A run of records
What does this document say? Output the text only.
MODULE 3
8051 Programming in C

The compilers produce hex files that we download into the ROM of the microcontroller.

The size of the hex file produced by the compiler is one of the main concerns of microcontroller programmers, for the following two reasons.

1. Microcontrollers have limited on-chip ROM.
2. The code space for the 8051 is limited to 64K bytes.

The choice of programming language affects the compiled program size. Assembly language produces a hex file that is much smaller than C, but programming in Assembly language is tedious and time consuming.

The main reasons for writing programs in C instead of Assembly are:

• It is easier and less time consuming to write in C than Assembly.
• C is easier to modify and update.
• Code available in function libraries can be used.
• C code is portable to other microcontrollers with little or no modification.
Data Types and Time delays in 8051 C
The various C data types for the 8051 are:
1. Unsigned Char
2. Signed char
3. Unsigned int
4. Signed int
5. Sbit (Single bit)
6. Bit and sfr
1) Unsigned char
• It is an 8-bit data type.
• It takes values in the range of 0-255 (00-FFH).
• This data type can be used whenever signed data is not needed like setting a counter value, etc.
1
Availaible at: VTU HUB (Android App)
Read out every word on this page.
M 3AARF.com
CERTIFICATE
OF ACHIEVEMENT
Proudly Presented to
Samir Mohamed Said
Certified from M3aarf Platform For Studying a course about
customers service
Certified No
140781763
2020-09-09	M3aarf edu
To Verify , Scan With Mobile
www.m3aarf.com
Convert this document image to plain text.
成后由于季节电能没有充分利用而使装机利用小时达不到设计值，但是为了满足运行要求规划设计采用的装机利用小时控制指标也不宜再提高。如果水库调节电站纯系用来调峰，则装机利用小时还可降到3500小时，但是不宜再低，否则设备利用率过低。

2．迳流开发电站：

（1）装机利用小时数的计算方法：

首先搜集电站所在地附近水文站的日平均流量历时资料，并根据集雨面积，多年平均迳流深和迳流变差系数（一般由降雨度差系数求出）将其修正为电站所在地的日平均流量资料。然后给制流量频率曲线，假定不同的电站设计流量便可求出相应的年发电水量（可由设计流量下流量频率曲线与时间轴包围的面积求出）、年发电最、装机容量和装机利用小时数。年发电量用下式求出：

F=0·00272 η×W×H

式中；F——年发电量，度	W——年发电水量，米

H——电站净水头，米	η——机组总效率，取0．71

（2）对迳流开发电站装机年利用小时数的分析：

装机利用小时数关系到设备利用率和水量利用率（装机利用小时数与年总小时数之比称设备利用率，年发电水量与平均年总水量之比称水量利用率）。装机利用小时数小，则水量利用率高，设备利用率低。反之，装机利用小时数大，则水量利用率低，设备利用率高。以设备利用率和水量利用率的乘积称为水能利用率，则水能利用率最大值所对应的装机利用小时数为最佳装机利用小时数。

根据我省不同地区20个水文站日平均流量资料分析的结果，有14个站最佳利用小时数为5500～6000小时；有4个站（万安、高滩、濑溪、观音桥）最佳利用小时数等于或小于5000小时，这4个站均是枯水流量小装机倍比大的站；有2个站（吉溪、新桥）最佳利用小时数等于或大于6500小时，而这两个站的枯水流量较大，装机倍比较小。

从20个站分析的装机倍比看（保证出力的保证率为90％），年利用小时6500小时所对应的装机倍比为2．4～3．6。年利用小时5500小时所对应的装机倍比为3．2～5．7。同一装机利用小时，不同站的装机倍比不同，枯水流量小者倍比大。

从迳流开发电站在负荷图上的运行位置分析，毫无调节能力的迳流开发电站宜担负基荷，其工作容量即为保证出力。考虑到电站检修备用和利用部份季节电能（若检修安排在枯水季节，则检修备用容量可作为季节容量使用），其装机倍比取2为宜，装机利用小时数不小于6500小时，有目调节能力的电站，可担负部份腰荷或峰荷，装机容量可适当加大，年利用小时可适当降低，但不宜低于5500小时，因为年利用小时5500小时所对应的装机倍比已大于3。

(Given task) Locate and copy each line in the data above that includes the word "Assembly".

(Answer to the exercise)
The choice of programming language affects the compiled program size. Assembly language produces a hex file that is much smaller than C, but programming in Assembly language is tedious and time consuming.
The main reasons for writing programs in C instead of Assembly are:
• It is easier and less time consuming to write in C than Assembly.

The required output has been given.